**TASKS TO COMPLETE:**
a – In the belt-and-pulley thread, how would you restate the paragraph beginning "I seem to recall I had an issue like this" more briefly while keeping its main facts?
b – Reproduce word for word the part of the belt-and-pulley thread starting with "The weird thing" and going on through "pages and images.".
c – According to the belt-and-pulley thread, which belt fits most of the newer HS hydrostatic driven models?
++++ GIVEN TEXT ++++
My phone defaulted everything to landscape, so maybe save those to your computer and then rotate them.

Double check my pictures to make sure your springs are set up like mine, and let me know if your pulleys have any excessive play.

As for the belt, you have the right one (I think). IIRC the SA-29 fits most of the newer HS hydrostatic driven models.


----------



## Wiz (Dec 23, 2017)

The weird thing is, the idler pulley doesn't spin with the belt and pulley. I've added a link to short video, not sure if it will work.
https://photos.app.goo.gl/mice03GuApRWyy6g2
The pictures previously posted were before I was able to realign the idler arm. You'll see in the video they line up much better now.

I was able to rotate and print the pages and images.


----------



## JimmyD (Nov 20, 2016)

Yes, I saw the post about you realigning the idlers now. But something still isn't right there. Did you move that metal belt retainer at all? Have you tried putting the springs on differently? It looks to me like something is putting tension on the belt, but it aint the pulley.

I seem to recall I had an issue like this the first time I took mine apart. I didn't put the springs in the right way... rather, I had the springs in the right order but they weren't put in the right way.

I think I solved it by rotating the spring around (instead of putting the hook in from the front, I put it in from the other side of the pulley.... or vice versa?).


----------



## Wiz (Dec 23, 2017)

JimmyD said:


> Yes, I saw the post about you realigning the idlers now. But something still isn't right there. Did you move that metal belt retainer at all? Have you tried putting the springs on differently? It looks to me like something is putting tension on the belt, but it aint the pulley.
++++ INFORMATION PROVIDED ++++
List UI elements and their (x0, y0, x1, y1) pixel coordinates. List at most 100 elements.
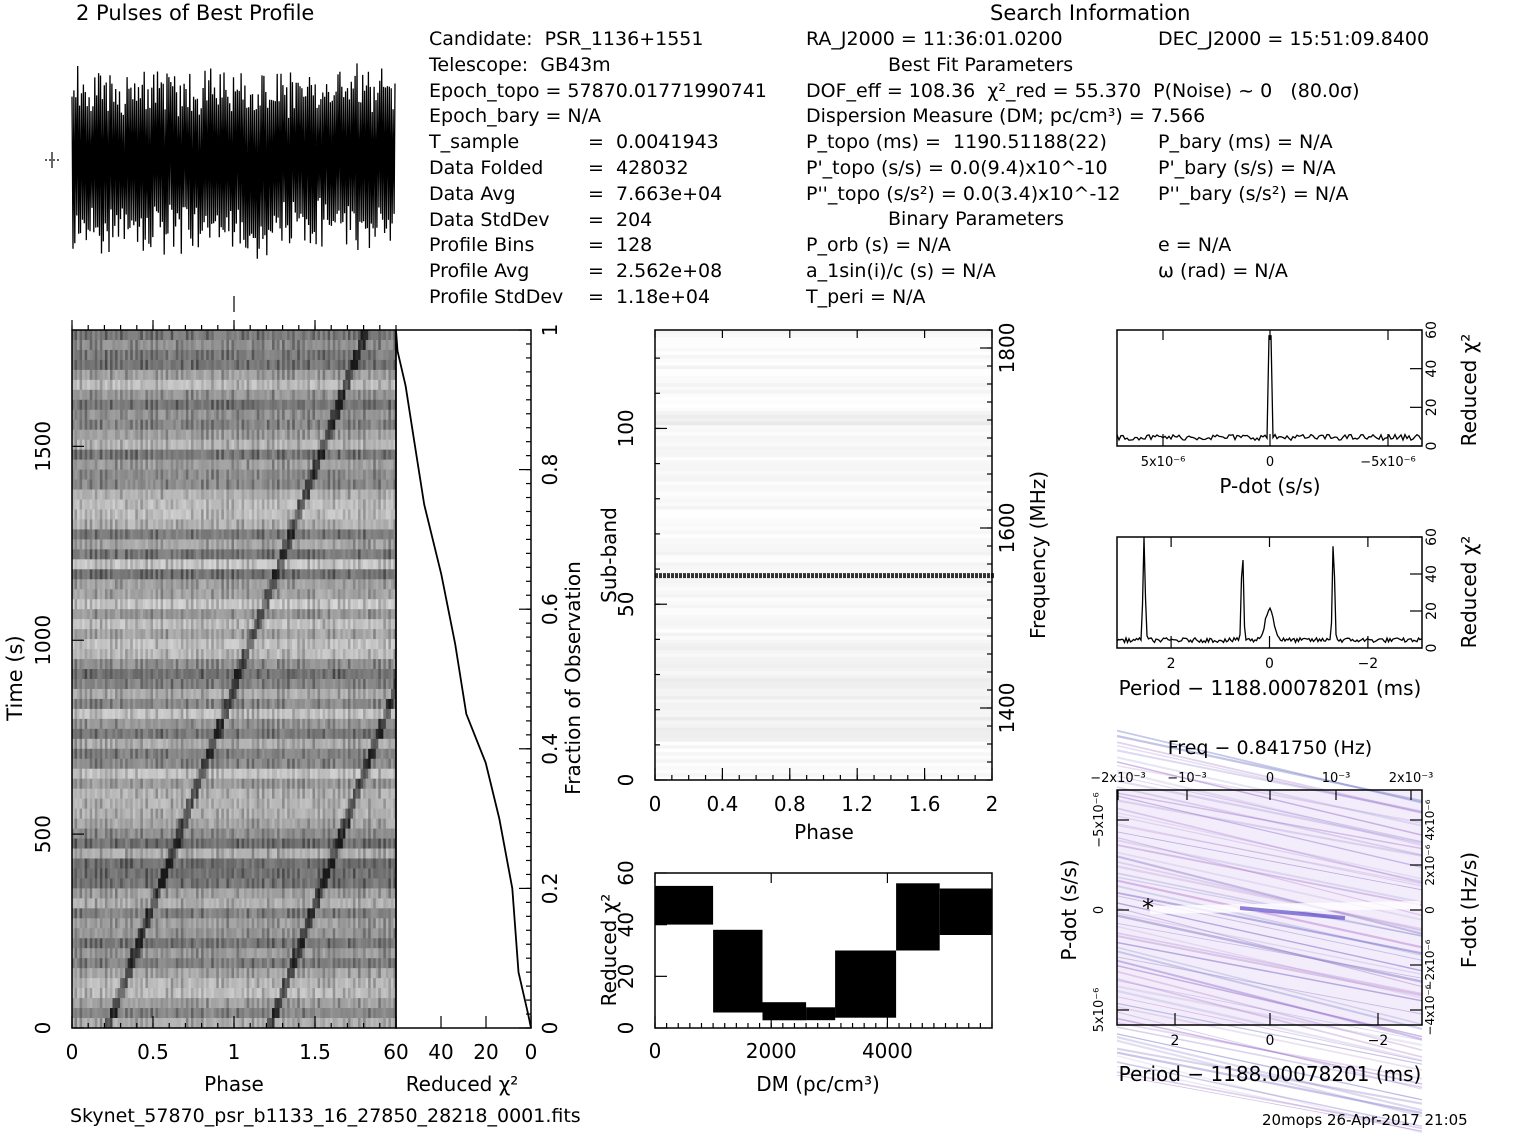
++++
**FINAL RESULTS:**
a – The poster had a similar problem the first time they took theirs apart. The springs were in the right order but installed the wrong way.

b –
The weird thing is, the idler pulley doesn't spin with the belt and pulley. I've added a link to short video, not sure if it will work.
https://photos.app.goo.gl/mice03GuApRWyy6g2
The pictures previously posted were before I was able to realign the idler arm. You'll see in the video they line up much better now.

I was able to rotate and print the pages and images.

c – The SA-29.